| PROVIDED RECORDS |
BEGIN
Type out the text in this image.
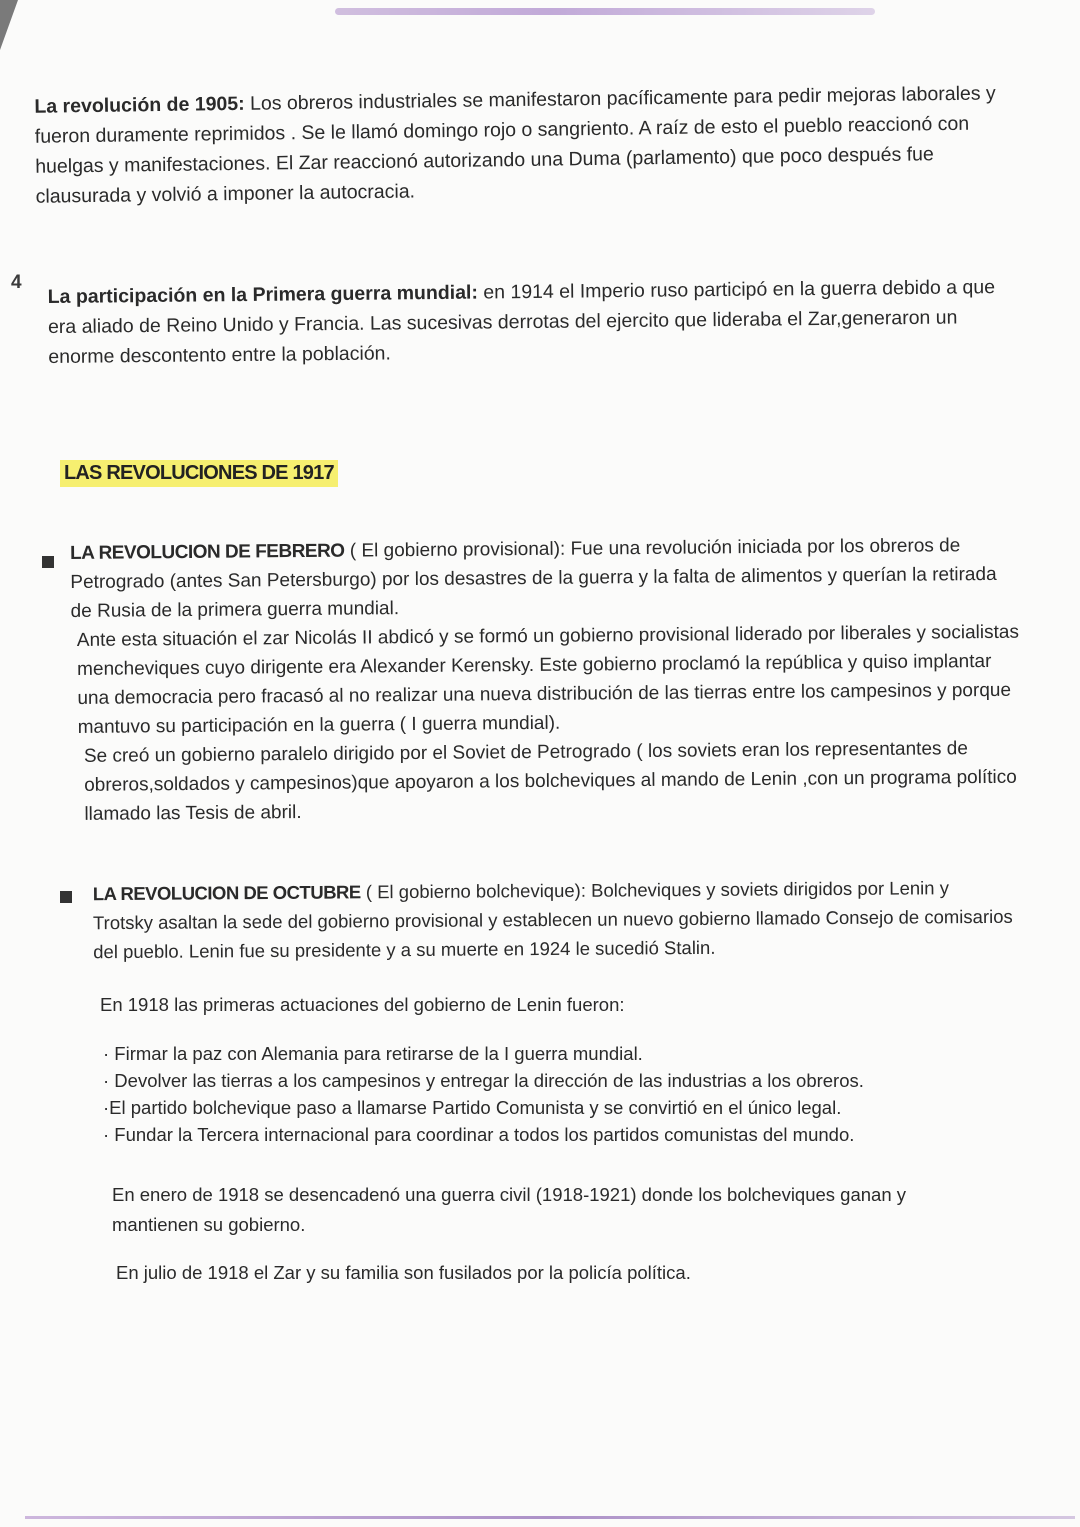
La revolución de 1905: Los obreros industriales se manifestaron pacíficamente para pedir mejoras laborales y fueron duramente reprimidos . Se le llamó domingo rojo o sangriento. A raíz de esto el pueblo reaccionó con huelgas y manifestaciones. El Zar reaccionó autorizando una Duma (parlamento) que poco después fue clausurada y volvió a imponer la autocracia.

4 La participación en la Primera guerra mundial: en 1914 el Imperio ruso participó en la guerra debido a que era aliado de Reino Unido y Francia. Las sucesivas derrotas del ejercito que lideraba el Zar,generaron un enorme descontento entre la población.

LAS REVOLUCIONES DE 1917

LA REVOLUCION DE FEBRERO ( El gobierno provisional): Fue una revolución iniciada por los obreros de Petrogrado (antes San Petersburgo) por los desastres de la guerra y la falta de alimentos y querían la retirada de Rusia de la primera guerra mundial.

Ante esta situación el zar Nicolás II abdicó y se formó un gobierno provisional liderado por liberales y socialistas mencheviques cuyo dirigente era Alexander Kerensky. Este gobierno proclamó la república y quiso implantar una democracia pero fracasó al no realizar una nueva distribución de las tierras entre los campesinos y porque mantuvo su participación en la guerra ( I guerra mundial).

Se creó un gobierno paralelo dirigido por el Soviet de Petrogrado ( los soviets eran los representantes de obreros,soldados y campesinos)que apoyaron a los bolcheviques al mando de Lenin ,con un programa político llamado las Tesis de abril.

LA REVOLUCION DE OCTUBRE ( El gobierno bolchevique): Bolcheviques y soviets dirigidos por Lenin y Trotsky asaltan la sede del gobierno provisional y establecen un nuevo gobierno llamado Consejo de comisarios del pueblo. Lenin fue su presidente y a su muerte en 1924 le sucedió Stalin.

En 1918 las primeras actuaciones del gobierno de Lenin fueron:

· Firmar la paz con Alemania para retirarse de la I guerra mundial.
· Devolver las tierras a los campesinos y entregar la dirección de las industrias a los obreros.
·El partido bolchevique paso a llamarse Partido Comunista y se convirtió en el único legal.
· Fundar la Tercera internacional para coordinar a todos los partidos comunistas del mundo.

En enero de 1918 se desencadenó una guerra civil (1918-1921) donde los bolcheviques ganan y mantienen su gobierno.

En julio de 1918 el Zar y su familia son fusilados por la policía política.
END
| SET EXERCISE |
Do not copy the pictures, but repeat every line exactly.

| SOLUTION FOR THIS PROBLEM |
Type out the text in this image.
La revolución de 1905: Los obreros industriales se manifestaron pacíficamente para pedir mejoras laborales y fueron duramente reprimidos . Se le llamó domingo rojo o sangriento. A raíz de esto el pueblo reaccionó con huelgas y manifestaciones. El Zar reaccionó autorizando una Duma (parlamento) que poco después fue clausurada y volvió a imponer la autocracia.

4 La participación en la Primera guerra mundial: en 1914 el Imperio ruso participó en la guerra debido a que era aliado de Reino Unido y Francia. Las sucesivas derrotas del ejercito que lideraba el Zar,generaron un enorme descontento entre la población.

LAS REVOLUCIONES DE 1917

LA REVOLUCION DE FEBRERO ( El gobierno provisional): Fue una revolución iniciada por los obreros de Petrogrado (antes San Petersburgo) por los desastres de la guerra y la falta de alimentos y querían la retirada de Rusia de la primera guerra mundial.

Ante esta situación el zar Nicolás II abdicó y se formó un gobierno provisional liderado por liberales y socialistas mencheviques cuyo dirigente era Alexander Kerensky. Este gobierno proclamó la república y quiso implantar una democracia pero fracasó al no realizar una nueva distribución de las tierras entre los campesinos y porque mantuvo su participación en la guerra ( I guerra mundial).

Se creó un gobierno paralelo dirigido por el Soviet de Petrogrado ( los soviets eran los representantes de obreros,soldados y campesinos)que apoyaron a los bolcheviques al mando de Lenin ,con un programa político llamado las Tesis de abril.

LA REVOLUCION DE OCTUBRE ( El gobierno bolchevique): Bolcheviques y soviets dirigidos por Lenin y Trotsky asaltan la sede del gobierno provisional y establecen un nuevo gobierno llamado Consejo de comisarios del pueblo. Lenin fue su presidente y a su muerte en 1924 le sucedió Stalin.

En 1918 las primeras actuaciones del gobierno de Lenin fueron:

· Firmar la paz con Alemania para retirarse de la I guerra mundial.
· Devolver las tierras a los campesinos y entregar la dirección de las industrias a los obreros.
·El partido bolchevique paso a llamarse Partido Comunista y se convirtió en el único legal.
· Fundar la Tercera internacional para coordinar a todos los partidos comunistas del mundo.

En enero de 1918 se desencadenó una guerra civil (1918-1921) donde los bolcheviques ganan y mantienen su gobierno.

En julio de 1918 el Zar y su familia son fusilados por la policía política.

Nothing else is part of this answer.